**Your objective**
Reproduce all of the records exactly.

**Supplied records**
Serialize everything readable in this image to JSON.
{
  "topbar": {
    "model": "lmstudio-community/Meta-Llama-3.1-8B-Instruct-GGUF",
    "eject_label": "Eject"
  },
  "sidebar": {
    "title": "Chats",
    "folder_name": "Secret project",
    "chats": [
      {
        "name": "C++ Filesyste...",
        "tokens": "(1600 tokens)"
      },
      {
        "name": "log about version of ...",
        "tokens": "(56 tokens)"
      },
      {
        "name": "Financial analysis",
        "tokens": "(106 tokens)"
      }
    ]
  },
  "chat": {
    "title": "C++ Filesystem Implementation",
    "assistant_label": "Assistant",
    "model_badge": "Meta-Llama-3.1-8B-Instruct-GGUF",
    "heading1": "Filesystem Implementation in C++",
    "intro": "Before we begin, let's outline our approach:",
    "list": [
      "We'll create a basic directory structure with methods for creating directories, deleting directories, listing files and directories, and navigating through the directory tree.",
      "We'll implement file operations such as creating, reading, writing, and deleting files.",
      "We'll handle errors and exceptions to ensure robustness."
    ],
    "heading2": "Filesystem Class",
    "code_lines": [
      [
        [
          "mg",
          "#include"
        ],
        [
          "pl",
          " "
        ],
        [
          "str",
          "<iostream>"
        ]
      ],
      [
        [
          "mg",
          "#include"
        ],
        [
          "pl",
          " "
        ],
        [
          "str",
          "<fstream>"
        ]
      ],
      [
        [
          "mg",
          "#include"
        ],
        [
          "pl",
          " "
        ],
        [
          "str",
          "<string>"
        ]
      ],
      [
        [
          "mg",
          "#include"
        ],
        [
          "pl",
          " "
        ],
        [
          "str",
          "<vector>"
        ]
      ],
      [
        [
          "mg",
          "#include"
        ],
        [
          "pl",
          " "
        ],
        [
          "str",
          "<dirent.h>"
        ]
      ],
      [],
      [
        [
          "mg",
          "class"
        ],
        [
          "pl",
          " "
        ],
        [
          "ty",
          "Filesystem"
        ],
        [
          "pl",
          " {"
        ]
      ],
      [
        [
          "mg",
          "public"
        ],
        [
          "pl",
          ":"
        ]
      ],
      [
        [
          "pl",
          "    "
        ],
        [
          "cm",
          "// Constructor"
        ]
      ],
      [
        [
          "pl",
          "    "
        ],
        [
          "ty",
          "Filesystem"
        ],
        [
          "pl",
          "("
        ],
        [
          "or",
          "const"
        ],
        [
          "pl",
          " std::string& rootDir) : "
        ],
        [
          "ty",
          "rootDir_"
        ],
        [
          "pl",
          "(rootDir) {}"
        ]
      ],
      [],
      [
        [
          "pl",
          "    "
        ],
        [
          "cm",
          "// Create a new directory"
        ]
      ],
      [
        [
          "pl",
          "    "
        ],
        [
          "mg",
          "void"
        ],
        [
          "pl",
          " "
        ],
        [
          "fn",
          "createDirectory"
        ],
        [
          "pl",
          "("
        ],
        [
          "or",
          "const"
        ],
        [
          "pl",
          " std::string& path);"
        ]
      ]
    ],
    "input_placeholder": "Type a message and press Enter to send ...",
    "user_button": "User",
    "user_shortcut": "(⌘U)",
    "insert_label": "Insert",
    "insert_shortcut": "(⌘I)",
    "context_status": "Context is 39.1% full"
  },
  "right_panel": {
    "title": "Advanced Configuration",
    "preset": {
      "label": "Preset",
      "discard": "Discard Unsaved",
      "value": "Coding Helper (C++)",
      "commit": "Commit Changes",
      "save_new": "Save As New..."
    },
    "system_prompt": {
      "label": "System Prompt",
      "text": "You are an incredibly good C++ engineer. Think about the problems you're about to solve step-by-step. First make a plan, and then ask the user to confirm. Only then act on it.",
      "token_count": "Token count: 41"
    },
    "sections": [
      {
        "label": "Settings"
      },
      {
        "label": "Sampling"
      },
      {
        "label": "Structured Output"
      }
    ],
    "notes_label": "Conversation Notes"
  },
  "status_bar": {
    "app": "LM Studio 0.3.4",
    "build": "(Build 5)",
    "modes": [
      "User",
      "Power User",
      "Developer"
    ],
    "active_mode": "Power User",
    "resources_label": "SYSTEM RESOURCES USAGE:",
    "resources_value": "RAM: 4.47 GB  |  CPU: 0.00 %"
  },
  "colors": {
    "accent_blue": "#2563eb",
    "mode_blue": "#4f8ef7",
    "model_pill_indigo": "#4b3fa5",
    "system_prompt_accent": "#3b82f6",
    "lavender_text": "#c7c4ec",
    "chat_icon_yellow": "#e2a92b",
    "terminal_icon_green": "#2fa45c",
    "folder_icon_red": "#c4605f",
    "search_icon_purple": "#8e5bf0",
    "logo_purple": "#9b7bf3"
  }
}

**Solution to the problem**
Serialize everything readable in this image to JSON.
{
  "topbar": {
    "model": "lmstudio-community/Meta-Llama-3.1-8B-Instruct-GGUF",
    "eject_label": "Eject"
  },
  "sidebar": {
    "title": "Chats",
    "folder_name": "Secret project",
    "chats": [
      {
        "name": "C++ Filesyste...",
        "tokens": "(1600 tokens)"
      },
      {
        "name": "log about version of ...",
        "tokens": "(56 tokens)"
      },
      {
        "name": "Financial analysis",
        "tokens": "(106 tokens)"
      }
    ]
  },
  "chat": {
    "title": "C++ Filesystem Implementation",
    "assistant_label": "Assistant",
    "model_badge": "Meta-Llama-3.1-8B-Instruct-GGUF",
    "heading1": "Filesystem Implementation in C++",
    "intro": "Before we begin, let's outline our approach:",
    "list": [
      "We'll create a basic directory structure with methods for creating directories, deleting directories, listing files and directories, and navigating through the directory tree.",
      "We'll implement file operations such as creating, reading, writing, and deleting files.",
      "We'll handle errors and exceptions to ensure robustness."
    ],
    "heading2": "Filesystem Class",
    "code_lines": [
      [
        [
          "mg",
          "#include"
        ],
        [
          "pl",
          " "
        ],
        [
          "str",
          "<iostream>"
        ]
      ],
      [
        [
          "mg",
          "#include"
        ],
        [
          "pl",
          " "
        ],
        [
          "str",
          "<fstream>"
        ]
      ],
      [
        [
          "mg",
          "#include"
        ],
        [
          "pl",
          " "
        ],
        [
          "str",
          "<string>"
        ]
      ],
      [
        [
          "mg",
          "#include"
        ],
        [
          "pl",
          " "
        ],
        [
          "str",
          "<vector>"
        ]
      ],
      [
        [
          "mg",
          "#include"
        ],
        [
          "pl",
          " "
        ],
        [
          "str",
          "<dirent.h>"
        ]
      ],
      [],
      [
        [
          "mg",
          "class"
        ],
        [
          "pl",
          " "
        ],
        [
          "ty",
          "Filesystem"
        ],
        [
          "pl",
          " {"
        ]
      ],
      [
        [
          "mg",
          "public"
        ],
        [
          "pl",
          ":"
        ]
      ],
      [
        [
          "pl",
          "    "
        ],
        [
          "cm",
          "// Constructor"
        ]
      ],
      [
        [
          "pl",
          "    "
        ],
        [
          "ty",
          "Filesystem"
        ],
        [
          "pl",
          "("
        ],
        [
          "or",
          "const"
        ],
        [
          "pl",
          " std::string& rootDir) : "
        ],
        [
          "ty",
          "rootDir_"
        ],
        [
          "pl",
          "(rootDir) {}"
        ]
      ],
      [],
      [
        [
          "pl",
          "    "
        ],
        [
          "cm",
          "// Create a new directory"
        ]
      ],
      [
        [
          "pl",
          "    "
        ],
        [
          "mg",
          "void"
        ],
        [
          "pl",
          " "
        ],
        [
          "fn",
          "createDirectory"
        ],
        [
          "pl",
          "("
        ],
        [
          "or",
          "const"
        ],
        [
          "pl",
          " std::string& path);"
        ]
      ]
    ],
    "input_placeholder": "Type a message and press Enter to send ...",
    "user_button": "User",
    "user_shortcut": "(⌘U)",
    "insert_label": "Insert",
    "insert_shortcut": "(⌘I)",
    "context_status": "Context is 39.1% full"
  },
  "right_panel": {
    "title": "Advanced Configuration",
    "preset": {
      "label": "Preset",
      "discard": "Discard Unsaved",
      "value": "Coding Helper (C++)",
      "commit": "Commit Changes",
      "save_new": "Save As New..."
    },
    "system_prompt": {
      "label": "System Prompt",
      "text": "You are an incredibly good C++ engineer. Think about the problems you're about to solve step-by-step. First make a plan, and then ask the user to confirm. Only then act on it.",
      "token_count": "Token count: 41"
    },
    "sections": [
      {
        "label": "Settings"
      },
      {
        "label": "Sampling"
      },
      {
        "label": "Structured Output"
      }
    ],
    "notes_label": "Conversation Notes"
  },
  "status_bar": {
    "app": "LM Studio 0.3.4",
    "build": "(Build 5)",
    "modes": [
      "User",
      "Power User",
      "Developer"
    ],
    "active_mode": "Power User",
    "resources_label": "SYSTEM RESOURCES USAGE:",
    "resources_value": "RAM: 4.47 GB  |  CPU: 0.00 %"
  },
  "colors": {
    "accent_blue": "#2563eb",
    "mode_blue": "#4f8ef7",
    "model_pill_indigo": "#4b3fa5",
    "system_prompt_accent": "#3b82f6",
    "lavender_text": "#c7c4ec",
    "chat_icon_yellow": "#e2a92b",
    "terminal_icon_green": "#2fa45c",
    "folder_icon_red": "#c4605f",
    "search_icon_purple": "#8e5bf0",
    "logo_purple": "#9b7bf3"
  }
}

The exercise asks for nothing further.